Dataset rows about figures
+++

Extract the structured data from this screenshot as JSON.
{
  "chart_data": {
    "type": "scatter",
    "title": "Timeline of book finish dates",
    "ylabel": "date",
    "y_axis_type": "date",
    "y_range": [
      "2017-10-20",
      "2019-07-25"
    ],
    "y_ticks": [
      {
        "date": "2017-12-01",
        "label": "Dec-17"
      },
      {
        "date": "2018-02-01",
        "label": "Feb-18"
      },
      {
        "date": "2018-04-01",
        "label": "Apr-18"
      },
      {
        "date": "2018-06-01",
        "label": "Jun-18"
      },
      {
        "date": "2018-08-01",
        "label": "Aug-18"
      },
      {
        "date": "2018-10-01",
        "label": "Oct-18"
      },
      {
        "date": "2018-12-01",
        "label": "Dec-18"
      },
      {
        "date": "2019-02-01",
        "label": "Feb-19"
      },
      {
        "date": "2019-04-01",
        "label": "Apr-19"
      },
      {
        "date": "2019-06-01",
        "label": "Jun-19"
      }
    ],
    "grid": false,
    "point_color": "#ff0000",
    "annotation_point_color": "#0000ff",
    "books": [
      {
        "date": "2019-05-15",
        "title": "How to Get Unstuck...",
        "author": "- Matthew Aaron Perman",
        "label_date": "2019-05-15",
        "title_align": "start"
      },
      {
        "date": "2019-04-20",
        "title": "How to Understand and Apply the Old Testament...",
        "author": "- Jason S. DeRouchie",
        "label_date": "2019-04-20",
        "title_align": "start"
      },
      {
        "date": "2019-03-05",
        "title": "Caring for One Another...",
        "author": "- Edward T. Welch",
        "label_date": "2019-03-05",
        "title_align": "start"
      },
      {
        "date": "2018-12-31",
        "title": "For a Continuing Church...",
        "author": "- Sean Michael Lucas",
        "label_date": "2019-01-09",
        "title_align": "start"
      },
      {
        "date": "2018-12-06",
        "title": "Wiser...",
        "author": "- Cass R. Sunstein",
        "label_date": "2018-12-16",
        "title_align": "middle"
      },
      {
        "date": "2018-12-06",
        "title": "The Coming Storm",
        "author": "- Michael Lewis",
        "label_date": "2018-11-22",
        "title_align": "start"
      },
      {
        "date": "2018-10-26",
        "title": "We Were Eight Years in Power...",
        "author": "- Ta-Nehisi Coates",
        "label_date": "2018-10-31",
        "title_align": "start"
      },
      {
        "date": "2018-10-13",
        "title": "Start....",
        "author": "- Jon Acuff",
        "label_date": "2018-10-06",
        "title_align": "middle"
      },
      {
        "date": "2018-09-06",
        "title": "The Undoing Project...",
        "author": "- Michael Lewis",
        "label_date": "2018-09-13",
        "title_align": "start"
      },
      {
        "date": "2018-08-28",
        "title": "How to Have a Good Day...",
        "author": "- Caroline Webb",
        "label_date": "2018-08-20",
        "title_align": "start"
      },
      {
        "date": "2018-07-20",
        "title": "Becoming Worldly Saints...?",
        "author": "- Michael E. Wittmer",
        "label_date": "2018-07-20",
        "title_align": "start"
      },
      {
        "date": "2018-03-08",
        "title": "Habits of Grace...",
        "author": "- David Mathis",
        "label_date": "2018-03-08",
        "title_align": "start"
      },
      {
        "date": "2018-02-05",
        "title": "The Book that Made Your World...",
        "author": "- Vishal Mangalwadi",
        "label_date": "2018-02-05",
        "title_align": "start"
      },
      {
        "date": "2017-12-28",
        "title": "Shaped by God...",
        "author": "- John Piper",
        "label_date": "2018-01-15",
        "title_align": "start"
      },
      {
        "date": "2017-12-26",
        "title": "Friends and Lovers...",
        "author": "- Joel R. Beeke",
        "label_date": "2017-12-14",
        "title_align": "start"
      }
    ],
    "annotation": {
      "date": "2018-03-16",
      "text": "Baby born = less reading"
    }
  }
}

+++

## Job
Copy out all lines from the material above that contain the string "Michael".

## Task response
        "author": "- Sean Michael Lucas",
        "author": "- Michael Lewis",
        "author": "- Michael Lewis",
        "author": "- Michael E. Wittmer",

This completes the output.